● **DATA SECTION**:
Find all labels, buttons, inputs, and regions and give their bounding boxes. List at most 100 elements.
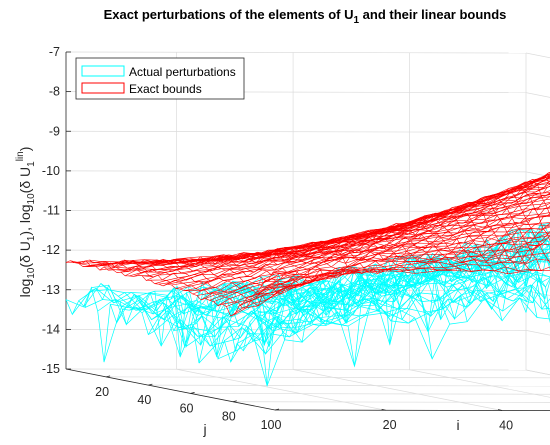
- actual-perturbations-line-j: [192, 231, 550, 347]
- exact-bounds-line-j: [209, 174, 550, 301]
- actual-perturbations-line-i: [484, 244, 550, 310]
- z-tick-label: -7: [49, 45, 60, 59]
- exact-bounds-line-j: [188, 176, 550, 291]
- exact-bounds-line-j: [268, 258, 550, 280]
- actual-perturbations-line-j: [103, 267, 550, 363]
- legend-box: [75, 57, 245, 100]
- exact-bounds-line-i: [496, 213, 550, 264]
- legend: Actual perturbations Exact bounds: [75, 57, 245, 100]
- chart-title: Exact perturbations of the elements of U…: [104, 7, 507, 26]
- exact-bounds-line-j: [82, 242, 544, 267]
- gridline-j: [148, 384, 550, 387]
- y-axis-label-i: i: [456, 417, 459, 433]
- exact-bounds-line-j: [255, 232, 550, 293]
- exact-bounds-line-j: [175, 181, 550, 289]
- exact-bounds-line-j: [196, 177, 550, 296]
- chart-title-tail: and their linear bounds: [359, 7, 506, 22]
- j-tick-label: 80: [222, 410, 236, 424]
- legend-label-actual-perturbations: Actual perturbations: [129, 65, 236, 79]
- i-tick-label: 20: [383, 418, 397, 432]
- legend-swatch-actual-perturbations: [81, 65, 125, 77]
- actual-perturbations-line-j: [262, 280, 550, 333]
- axis-i-line: [274, 409, 550, 411]
- j-tick-mark: [106, 375, 111, 378]
- j-tick-mark: [190, 392, 195, 394]
- gridline-i: [293, 369, 503, 411]
- actual-perturbations-line-j: [211, 222, 550, 344]
- chart-title-main: Exact perturbations of the elements of U: [104, 7, 354, 22]
- actual-perturbations-line-j: [236, 247, 550, 344]
- exact-bounds-line-j: [74, 249, 535, 264]
- actual-perturbations-line-j: [274, 291, 550, 360]
- j-tick-mark: [148, 383, 153, 386]
- gridline-i: [176, 368, 386, 411]
- j-tick-mark: [232, 400, 237, 403]
- exact-bounds-line-j: [129, 206, 550, 277]
- z-axis-label: log10(δ U1), log10(δ U1lin): [15, 147, 37, 298]
- exact-bounds-line-j: [171, 183, 550, 286]
- j-tick-label: 60: [180, 401, 194, 415]
- exact-bounds-line-j: [213, 175, 550, 302]
- exact-bounds-line-j: [99, 226, 550, 271]
- actual-perturbations-line-j: [224, 231, 550, 342]
- actual-perturbations-line-j: [173, 223, 550, 332]
- exact-bounds-line-j: [238, 193, 550, 307]
- z-tick-label: -11: [43, 204, 60, 218]
- exact-bounds-line-j: [234, 182, 550, 315]
- exact-bounds-line-i: [473, 196, 550, 261]
- exact-bounds-line-j: [272, 266, 550, 275]
- actual-perturbations-line-i: [432, 222, 550, 303]
- j-tick-label: 40: [137, 393, 151, 407]
- actual-perturbations-line-i: [65, 286, 276, 364]
- actual-perturbations-line-j: [255, 271, 550, 332]
- exact-bounds-line-j: [162, 186, 550, 287]
- gridline-z: [65, 368, 527, 371]
- chart-title-sub: 1: [354, 15, 360, 26]
- legend-swatch-exact-bounds: [81, 82, 125, 94]
- z-tick-label: -9: [49, 124, 60, 138]
- actual-perturbations-line-j: [186, 237, 550, 347]
- exact-bounds-line-j: [251, 225, 550, 298]
- exact-bounds-line-i: [484, 205, 550, 263]
- exact-bounds-line-j: [141, 196, 550, 278]
- gridline-z: [65, 130, 527, 133]
- axis-j-line: [65, 368, 276, 411]
- exact-bounds-line-j: [116, 214, 550, 273]
- exact-bounds-line-j: [158, 190, 550, 285]
- gridline-z: [65, 51, 527, 54]
- actual-perturbations-line-j: [160, 238, 550, 328]
- gridline-i: [409, 369, 550, 398]
- gridline-j: [106, 376, 550, 379]
- gridline-j: [190, 393, 550, 395]
- exact-bounds-line-j: [133, 202, 550, 277]
- z-tick-label: -15: [42, 362, 60, 376]
- actual-perturbations-line-j: [84, 276, 546, 310]
- series-exact-bounds-mesh: [65, 172, 550, 317]
- j-tick-label: 20: [95, 385, 109, 399]
- i-tick-label: 40: [499, 418, 513, 432]
- exact-bounds-line-j: [222, 172, 550, 305]
- z-tick-label: -10: [42, 164, 60, 178]
- exact-bounds-line-j: [274, 268, 550, 275]
- i-tick-mark: [497, 409, 503, 411]
- j-tick-mark: [274, 408, 280, 411]
- gridline-j: [232, 401, 550, 403]
- actual-perturbations-line-j: [198, 227, 550, 364]
- exact-bounds-line-j: [167, 186, 550, 285]
- exact-bounds-line-j: [184, 178, 550, 291]
- tick-labels: -15-14-13-12-11-10-9-8-72040608010020406…: [42, 45, 513, 432]
- gridline-z: [65, 329, 527, 331]
- x-axis-label-j: j: [202, 421, 206, 437]
- exact-bounds-line-j: [200, 176, 550, 301]
- i-tick-mark: [381, 408, 386, 411]
- legend-label-exact-bounds: Exact bounds: [129, 82, 202, 96]
- z-tick-label: -8: [49, 85, 60, 99]
- z-tick-label: -12: [42, 243, 60, 257]
- gridline-z: [65, 170, 527, 173]
- series-actual-perturbations-mesh: [65, 222, 550, 387]
- exact-bounds-line-i: [461, 192, 550, 263]
- actual-perturbations-line-j: [268, 284, 550, 324]
- z-tick-label: -13: [42, 283, 60, 297]
- actual-perturbations-line-i: [502, 253, 550, 312]
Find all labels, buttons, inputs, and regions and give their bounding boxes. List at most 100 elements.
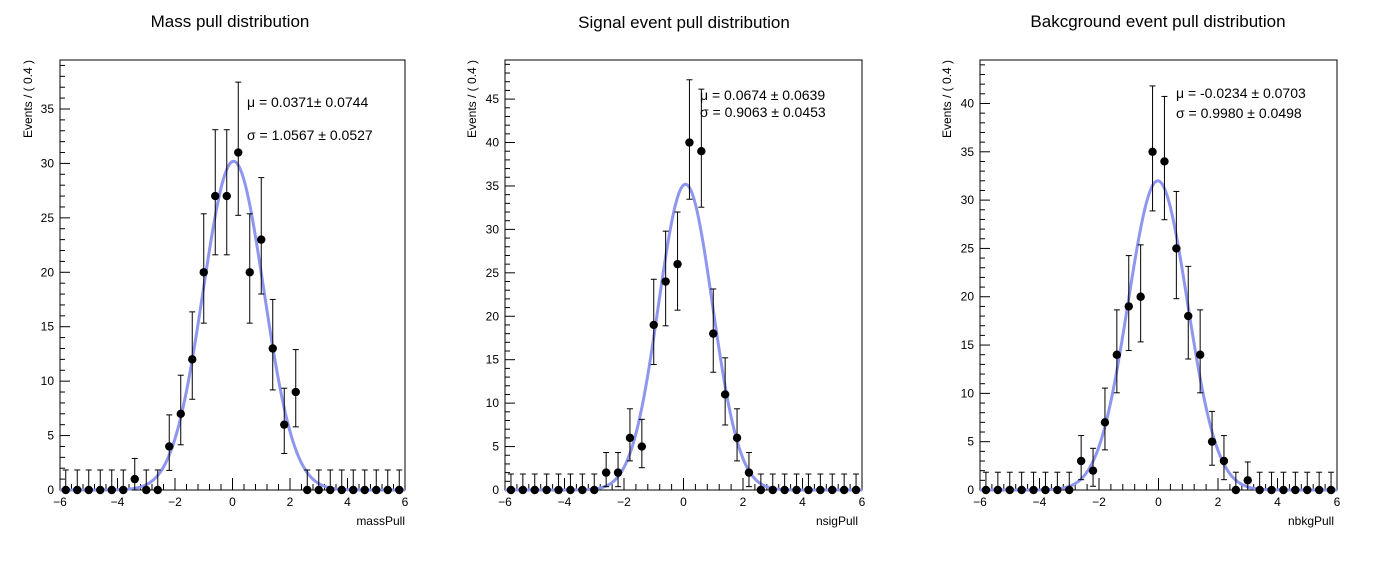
data-point <box>1291 471 1300 495</box>
plot-frame <box>59 59 406 491</box>
y-tick-label: 15 <box>41 320 55 334</box>
data-point <box>1231 471 1241 495</box>
data-point <box>709 288 718 373</box>
data-marker <box>1124 302 1133 311</box>
data-marker <box>613 468 623 477</box>
data-marker <box>337 485 346 495</box>
data-point <box>1219 435 1229 481</box>
y-tick-label: 40 <box>961 96 975 110</box>
data-marker <box>326 485 335 495</box>
data-point <box>744 452 754 488</box>
data-marker <box>1255 485 1264 495</box>
data-point <box>542 473 551 495</box>
data-marker <box>1041 485 1050 495</box>
data-point <box>1041 471 1050 495</box>
x-tick-label: 0 <box>1155 495 1162 509</box>
data-point <box>1053 471 1062 495</box>
data-point <box>566 473 575 495</box>
y-axis-label: Events / ( 0.4 ) <box>21 60 35 138</box>
y-tick-label: 10 <box>41 374 55 388</box>
data-marker <box>142 485 151 495</box>
data-point <box>1160 95 1169 221</box>
data-marker <box>518 485 528 495</box>
y-tick-label: 25 <box>486 266 500 280</box>
data-point <box>732 408 742 462</box>
data-point <box>383 469 392 495</box>
data-point <box>1112 309 1122 394</box>
y-tick-label: 25 <box>961 241 975 255</box>
x-tick-label: 0 <box>229 495 236 509</box>
data-marker <box>1303 485 1312 495</box>
data-marker <box>1136 292 1145 301</box>
x-tick-label: −6 <box>53 495 67 509</box>
data-marker <box>816 485 825 495</box>
data-marker <box>1184 311 1193 321</box>
data-marker <box>395 485 404 495</box>
data-marker <box>84 485 93 495</box>
fit-curve <box>60 159 405 492</box>
data-marker <box>1076 456 1086 466</box>
data-point <box>1088 447 1098 487</box>
data-point <box>981 471 991 495</box>
data-point <box>601 452 611 488</box>
data-point <box>395 469 404 495</box>
data-marker <box>1112 350 1122 359</box>
data-marker <box>981 485 991 495</box>
plot-frame <box>979 59 1338 491</box>
data-marker <box>720 390 730 399</box>
data-point <box>1255 471 1264 495</box>
data-marker <box>1279 485 1288 495</box>
data-point <box>73 469 82 495</box>
data-marker <box>1053 485 1062 495</box>
fit-stat-label: μ = 0.0371± 0.0744 <box>247 94 368 110</box>
x-tick-label: −2 <box>1092 495 1106 509</box>
chart-title: Bakcground event pull distribution <box>1030 12 1285 31</box>
y-tick-label: 5 <box>967 435 974 449</box>
y-tick-label: 15 <box>486 353 500 367</box>
data-marker <box>314 485 323 495</box>
data-marker <box>768 485 777 495</box>
x-tick-label: 6 <box>1334 495 1341 509</box>
data-marker <box>176 409 185 418</box>
data-point <box>530 473 539 495</box>
data-marker <box>360 485 369 495</box>
x-tick-label: 4 <box>1274 495 1281 509</box>
data-point <box>314 469 323 495</box>
data-marker <box>1219 456 1229 466</box>
data-marker <box>1148 147 1157 156</box>
data-marker <box>554 485 563 495</box>
data-marker <box>211 191 220 201</box>
y-tick-label: 35 <box>41 102 55 116</box>
x-tick-label: −6 <box>498 495 512 509</box>
y-axis-label: Events / ( 0.4 ) <box>465 60 479 138</box>
data-marker <box>839 485 849 495</box>
data-point <box>234 81 243 216</box>
data-marker <box>1243 476 1252 485</box>
data-point <box>130 457 139 491</box>
data-marker <box>661 277 670 286</box>
y-tick-label: 30 <box>486 222 500 236</box>
data-marker <box>119 485 128 495</box>
data-point <box>1207 410 1217 466</box>
data-point <box>816 473 825 495</box>
y-tick-label: 40 <box>486 136 500 150</box>
data-point <box>649 278 658 366</box>
fit-stat-label: μ = 0.0674 ± 0.0639 <box>700 87 825 103</box>
data-marker <box>1207 437 1217 446</box>
data-point <box>291 349 300 428</box>
data-marker <box>590 485 599 495</box>
data-point <box>518 473 528 495</box>
y-tick-label: 5 <box>492 440 499 454</box>
data-point <box>107 469 116 495</box>
data-point <box>506 473 516 495</box>
data-point <box>756 473 766 495</box>
data-marker <box>685 138 694 147</box>
data-point <box>268 298 277 391</box>
chart-panel-3: Bakcground event pull distribution −6 −4 −2… <box>940 12 1341 528</box>
x-tick-label: −6 <box>973 495 987 509</box>
data-marker <box>73 485 82 495</box>
data-point <box>1267 471 1276 495</box>
data-marker <box>234 148 243 157</box>
data-marker <box>732 433 742 443</box>
data-point <box>780 473 789 495</box>
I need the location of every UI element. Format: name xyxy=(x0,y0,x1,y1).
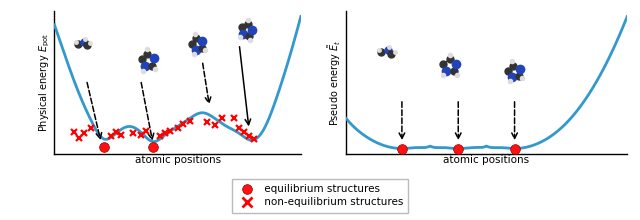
Y-axis label: Physical energy $E_\mathrm{pot}$: Physical energy $E_\mathrm{pot}$ xyxy=(37,33,52,132)
X-axis label: atomic positions: atomic positions xyxy=(444,155,529,165)
X-axis label: atomic positions: atomic positions xyxy=(134,155,221,165)
Y-axis label: Pseudo energy $\tilde{E}_t$: Pseudo energy $\tilde{E}_t$ xyxy=(326,39,343,126)
Legend:  equilibrium structures,  non-equilibrium structures: equilibrium structures, non-equilibrium … xyxy=(232,179,408,213)
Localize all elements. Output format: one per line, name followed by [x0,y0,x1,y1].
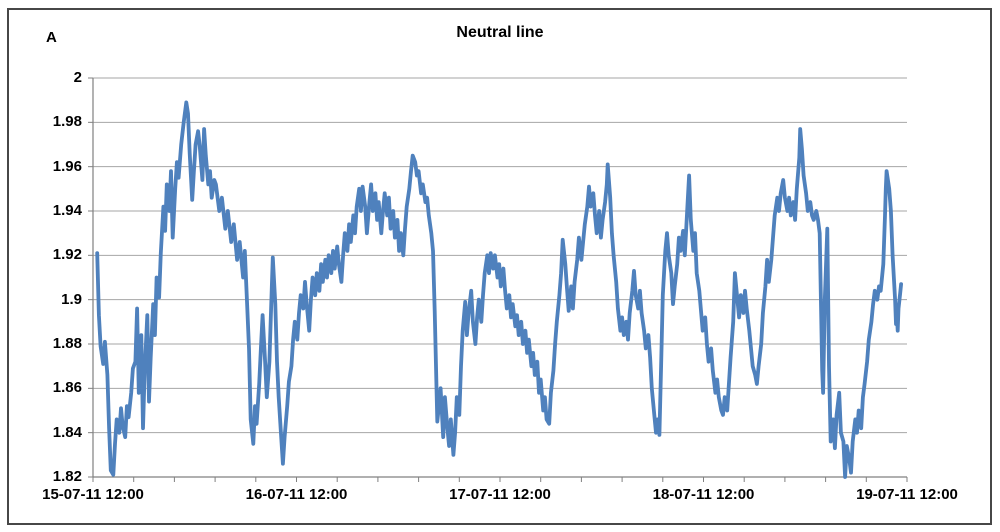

● **WORK REQUIRED**: Print, word for word, the entries from the line with "- actual-perturbations-line-j: [192, 231, 550, 347]" to the line with "- actual-perturbations-line-j: [173, 223, 550, 332]", including both of those lines.

● **OUTPUT BELOW**:
- actual-perturbations-line-j: [192, 231, 550, 347]
- exact-bounds-line-j: [209, 174, 550, 301]
- actual-perturbations-line-i: [484, 244, 550, 310]
- z-tick-label: -7: [49, 45, 60, 59]
- exact-bounds-line-j: [188, 176, 550, 291]
- exact-bounds-line-j: [268, 258, 550, 280]
- actual-perturbations-line-j: [103, 267, 550, 363]
- legend-box: [75, 57, 245, 100]
- exact-bounds-line-i: [496, 213, 550, 264]
- legend: Actual perturbations Exact bounds: [75, 57, 245, 100]
- chart-title: Exact perturbations of the elements of U…: [104, 7, 507, 26]
- exact-bounds-line-j: [82, 242, 544, 267]
- gridline-j: [148, 384, 550, 387]
- y-axis-label-i: i: [456, 417, 459, 433]
- exact-bounds-line-j: [255, 232, 550, 293]
- exact-bounds-line-j: [175, 181, 550, 289]
- exact-bounds-line-j: [196, 177, 550, 296]
- chart-title-tail: and their linear bounds: [359, 7, 506, 22]
- j-tick-label: 80: [222, 410, 236, 424]
- legend-label-actual-perturbations: Actual perturbations: [129, 65, 236, 79]
- i-tick-label: 20: [383, 418, 397, 432]
- legend-swatch-actual-perturbations: [81, 65, 125, 77]
- actual-perturbations-line-j: [262, 280, 550, 333]
- axis-i-line: [274, 409, 550, 411]
- j-tick-mark: [106, 375, 111, 378]
- j-tick-mark: [190, 392, 195, 394]
- gridline-i: [293, 369, 503, 411]
- actual-perturbations-line-j: [211, 222, 550, 344]
- chart-title-main: Exact perturbations of the elements of U: [104, 7, 354, 22]
- actual-perturbations-line-j: [236, 247, 550, 344]
- exact-bounds-line-j: [74, 249, 535, 264]
- actual-perturbations-line-j: [274, 291, 550, 360]
- j-tick-mark: [148, 383, 153, 386]
- gridline-i: [176, 368, 386, 411]
- j-tick-mark: [232, 400, 237, 403]
- exact-bounds-line-j: [129, 206, 550, 277]
- z-axis-label: log10(δ U1), log10(δ U1lin): [15, 147, 37, 298]
- exact-bounds-line-j: [171, 183, 550, 286]
- j-tick-label: 60: [180, 401, 194, 415]
- exact-bounds-line-j: [213, 175, 550, 302]
- exact-bounds-line-j: [99, 226, 550, 271]
- actual-perturbations-line-j: [224, 231, 550, 342]
- actual-perturbations-line-j: [173, 223, 550, 332]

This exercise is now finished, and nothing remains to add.